◆ WHAT YOU SHOULD DO: Can you write out all of the material below, word for word?

◆ DATASET RECORDS:
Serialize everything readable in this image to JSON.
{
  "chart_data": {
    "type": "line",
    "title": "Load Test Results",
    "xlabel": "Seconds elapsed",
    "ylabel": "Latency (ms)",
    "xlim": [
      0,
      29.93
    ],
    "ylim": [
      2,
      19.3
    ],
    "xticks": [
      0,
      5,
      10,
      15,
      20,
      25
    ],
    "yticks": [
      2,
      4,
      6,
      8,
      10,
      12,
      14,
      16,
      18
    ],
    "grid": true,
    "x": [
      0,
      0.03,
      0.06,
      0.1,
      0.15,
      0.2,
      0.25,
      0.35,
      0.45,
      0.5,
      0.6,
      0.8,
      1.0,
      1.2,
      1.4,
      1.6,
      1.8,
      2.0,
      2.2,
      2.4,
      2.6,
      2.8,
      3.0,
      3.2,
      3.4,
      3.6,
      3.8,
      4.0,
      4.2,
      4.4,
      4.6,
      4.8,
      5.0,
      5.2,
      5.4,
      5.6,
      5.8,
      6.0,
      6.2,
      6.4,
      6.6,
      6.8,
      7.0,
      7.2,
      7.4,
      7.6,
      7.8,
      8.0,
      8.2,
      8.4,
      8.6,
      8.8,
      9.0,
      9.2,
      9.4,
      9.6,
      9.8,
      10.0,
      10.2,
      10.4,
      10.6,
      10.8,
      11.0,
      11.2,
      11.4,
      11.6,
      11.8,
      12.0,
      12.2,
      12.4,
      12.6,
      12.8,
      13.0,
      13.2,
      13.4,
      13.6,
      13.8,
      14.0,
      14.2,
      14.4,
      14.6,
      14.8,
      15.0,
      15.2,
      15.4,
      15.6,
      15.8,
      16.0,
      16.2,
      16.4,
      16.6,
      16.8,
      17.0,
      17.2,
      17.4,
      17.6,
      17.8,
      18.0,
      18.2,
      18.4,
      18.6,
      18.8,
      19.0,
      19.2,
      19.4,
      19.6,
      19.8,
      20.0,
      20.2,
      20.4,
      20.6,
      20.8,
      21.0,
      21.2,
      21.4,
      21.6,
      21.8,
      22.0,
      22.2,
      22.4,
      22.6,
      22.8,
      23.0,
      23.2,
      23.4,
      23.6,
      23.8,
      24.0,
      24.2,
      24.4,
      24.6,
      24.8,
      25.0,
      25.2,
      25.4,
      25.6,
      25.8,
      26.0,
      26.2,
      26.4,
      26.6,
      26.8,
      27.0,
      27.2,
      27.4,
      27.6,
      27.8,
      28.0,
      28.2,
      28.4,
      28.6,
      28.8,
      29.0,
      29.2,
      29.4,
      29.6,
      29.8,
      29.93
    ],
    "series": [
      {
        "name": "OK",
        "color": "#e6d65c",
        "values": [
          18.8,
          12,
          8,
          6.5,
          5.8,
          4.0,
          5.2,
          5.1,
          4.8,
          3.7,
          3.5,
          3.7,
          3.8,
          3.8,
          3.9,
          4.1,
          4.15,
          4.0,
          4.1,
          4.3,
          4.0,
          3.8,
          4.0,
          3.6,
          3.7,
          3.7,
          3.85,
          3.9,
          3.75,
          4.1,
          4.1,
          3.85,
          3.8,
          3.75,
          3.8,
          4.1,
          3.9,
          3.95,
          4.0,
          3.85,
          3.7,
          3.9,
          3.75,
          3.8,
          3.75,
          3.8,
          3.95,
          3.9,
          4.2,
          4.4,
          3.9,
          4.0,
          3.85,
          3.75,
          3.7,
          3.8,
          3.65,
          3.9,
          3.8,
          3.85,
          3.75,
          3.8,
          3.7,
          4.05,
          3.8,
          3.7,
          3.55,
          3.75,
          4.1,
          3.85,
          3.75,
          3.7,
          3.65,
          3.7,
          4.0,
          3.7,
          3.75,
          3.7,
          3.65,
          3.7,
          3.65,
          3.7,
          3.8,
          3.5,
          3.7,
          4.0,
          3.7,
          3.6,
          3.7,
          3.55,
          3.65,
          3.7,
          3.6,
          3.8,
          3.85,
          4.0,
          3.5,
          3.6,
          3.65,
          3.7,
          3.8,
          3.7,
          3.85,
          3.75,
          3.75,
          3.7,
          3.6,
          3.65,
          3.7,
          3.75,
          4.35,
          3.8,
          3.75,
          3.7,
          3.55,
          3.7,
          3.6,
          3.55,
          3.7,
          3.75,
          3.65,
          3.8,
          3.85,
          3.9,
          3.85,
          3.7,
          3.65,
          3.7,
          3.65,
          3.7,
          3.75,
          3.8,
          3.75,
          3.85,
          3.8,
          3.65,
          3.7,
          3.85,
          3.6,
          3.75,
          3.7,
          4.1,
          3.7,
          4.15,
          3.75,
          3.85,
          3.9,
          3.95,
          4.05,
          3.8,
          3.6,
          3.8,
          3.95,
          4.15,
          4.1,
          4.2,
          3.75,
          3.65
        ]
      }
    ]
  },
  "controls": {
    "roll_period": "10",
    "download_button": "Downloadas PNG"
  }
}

◆ RESULT OF THIS TASK:
Serialize everything readable in this image to JSON.
{
  "chart_data": {
    "type": "line",
    "title": "Load Test Results",
    "xlabel": "Seconds elapsed",
    "ylabel": "Latency (ms)",
    "xlim": [
      0,
      29.93
    ],
    "ylim": [
      2,
      19.3
    ],
    "xticks": [
      0,
      5,
      10,
      15,
      20,
      25
    ],
    "yticks": [
      2,
      4,
      6,
      8,
      10,
      12,
      14,
      16,
      18
    ],
    "grid": true,
    "x": [
      0,
      0.03,
      0.06,
      0.1,
      0.15,
      0.2,
      0.25,
      0.35,
      0.45,
      0.5,
      0.6,
      0.8,
      1.0,
      1.2,
      1.4,
      1.6,
      1.8,
      2.0,
      2.2,
      2.4,
      2.6,
      2.8,
      3.0,
      3.2,
      3.4,
      3.6,
      3.8,
      4.0,
      4.2,
      4.4,
      4.6,
      4.8,
      5.0,
      5.2,
      5.4,
      5.6,
      5.8,
      6.0,
      6.2,
      6.4,
      6.6,
      6.8,
      7.0,
      7.2,
      7.4,
      7.6,
      7.8,
      8.0,
      8.2,
      8.4,
      8.6,
      8.8,
      9.0,
      9.2,
      9.4,
      9.6,
      9.8,
      10.0,
      10.2,
      10.4,
      10.6,
      10.8,
      11.0,
      11.2,
      11.4,
      11.6,
      11.8,
      12.0,
      12.2,
      12.4,
      12.6,
      12.8,
      13.0,
      13.2,
      13.4,
      13.6,
      13.8,
      14.0,
      14.2,
      14.4,
      14.6,
      14.8,
      15.0,
      15.2,
      15.4,
      15.6,
      15.8,
      16.0,
      16.2,
      16.4,
      16.6,
      16.8,
      17.0,
      17.2,
      17.4,
      17.6,
      17.8,
      18.0,
      18.2,
      18.4,
      18.6,
      18.8,
      19.0,
      19.2,
      19.4,
      19.6,
      19.8,
      20.0,
      20.2,
      20.4,
      20.6,
      20.8,
      21.0,
      21.2,
      21.4,
      21.6,
      21.8,
      22.0,
      22.2,
      22.4,
      22.6,
      22.8,
      23.0,
      23.2,
      23.4,
      23.6,
      23.8,
      24.0,
      24.2,
      24.4,
      24.6,
      24.8,
      25.0,
      25.2,
      25.4,
      25.6,
      25.8,
      26.0,
      26.2,
      26.4,
      26.6,
      26.8,
      27.0,
      27.2,
      27.4,
      27.6,
      27.8,
      28.0,
      28.2,
      28.4,
      28.6,
      28.8,
      29.0,
      29.2,
      29.4,
      29.6,
      29.8,
      29.93
    ],
    "series": [
      {
        "name": "OK",
        "color": "#e6d65c",
        "values": [
          18.8,
          12,
          8,
          6.5,
          5.8,
          4.0,
          5.2,
          5.1,
          4.8,
          3.7,
          3.5,
          3.7,
          3.8,
          3.8,
          3.9,
          4.1,
          4.15,
          4.0,
          4.1,
          4.3,
          4.0,
          3.8,
          4.0,
          3.6,
          3.7,
          3.7,
          3.85,
          3.9,
          3.75,
          4.1,
          4.1,
          3.85,
          3.8,
          3.75,
          3.8,
          4.1,
          3.9,
          3.95,
          4.0,
          3.85,
          3.7,
          3.9,
          3.75,
          3.8,
          3.75,
          3.8,
          3.95,
          3.9,
          4.2,
          4.4,
          3.9,
          4.0,
          3.85,
          3.75,
          3.7,
          3.8,
          3.65,
          3.9,
          3.8,
          3.85,
          3.75,
          3.8,
          3.7,
          4.05,
          3.8,
          3.7,
          3.55,
          3.75,
          4.1,
          3.85,
          3.75,
          3.7,
          3.65,
          3.7,
          4.0,
          3.7,
          3.75,
          3.7,
          3.65,
          3.7,
          3.65,
          3.7,
          3.8,
          3.5,
          3.7,
          4.0,
          3.7,
          3.6,
          3.7,
          3.55,
          3.65,
          3.7,
          3.6,
          3.8,
          3.85,
          4.0,
          3.5,
          3.6,
          3.65,
          3.7,
          3.8,
          3.7,
          3.85,
          3.75,
          3.75,
          3.7,
          3.6,
          3.65,
          3.7,
          3.75,
          4.35,
          3.8,
          3.75,
          3.7,
          3.55,
          3.7,
          3.6,
          3.55,
          3.7,
          3.75,
          3.65,
          3.8,
          3.85,
          3.9,
          3.85,
          3.7,
          3.65,
          3.7,
          3.65,
          3.7,
          3.75,
          3.8,
          3.75,
          3.85,
          3.8,
          3.65,
          3.7,
          3.85,
          3.6,
          3.75,
          3.7,
          4.1,
          3.7,
          4.15,
          3.75,
          3.85,
          3.9,
          3.95,
          4.05,
          3.8,
          3.6,
          3.8,
          3.95,
          4.15,
          4.1,
          4.2,
          3.75,
          3.65
        ]
      }
    ]
  },
  "controls": {
    "roll_period": "10",
    "download_button": "Downloadas PNG"
  }
}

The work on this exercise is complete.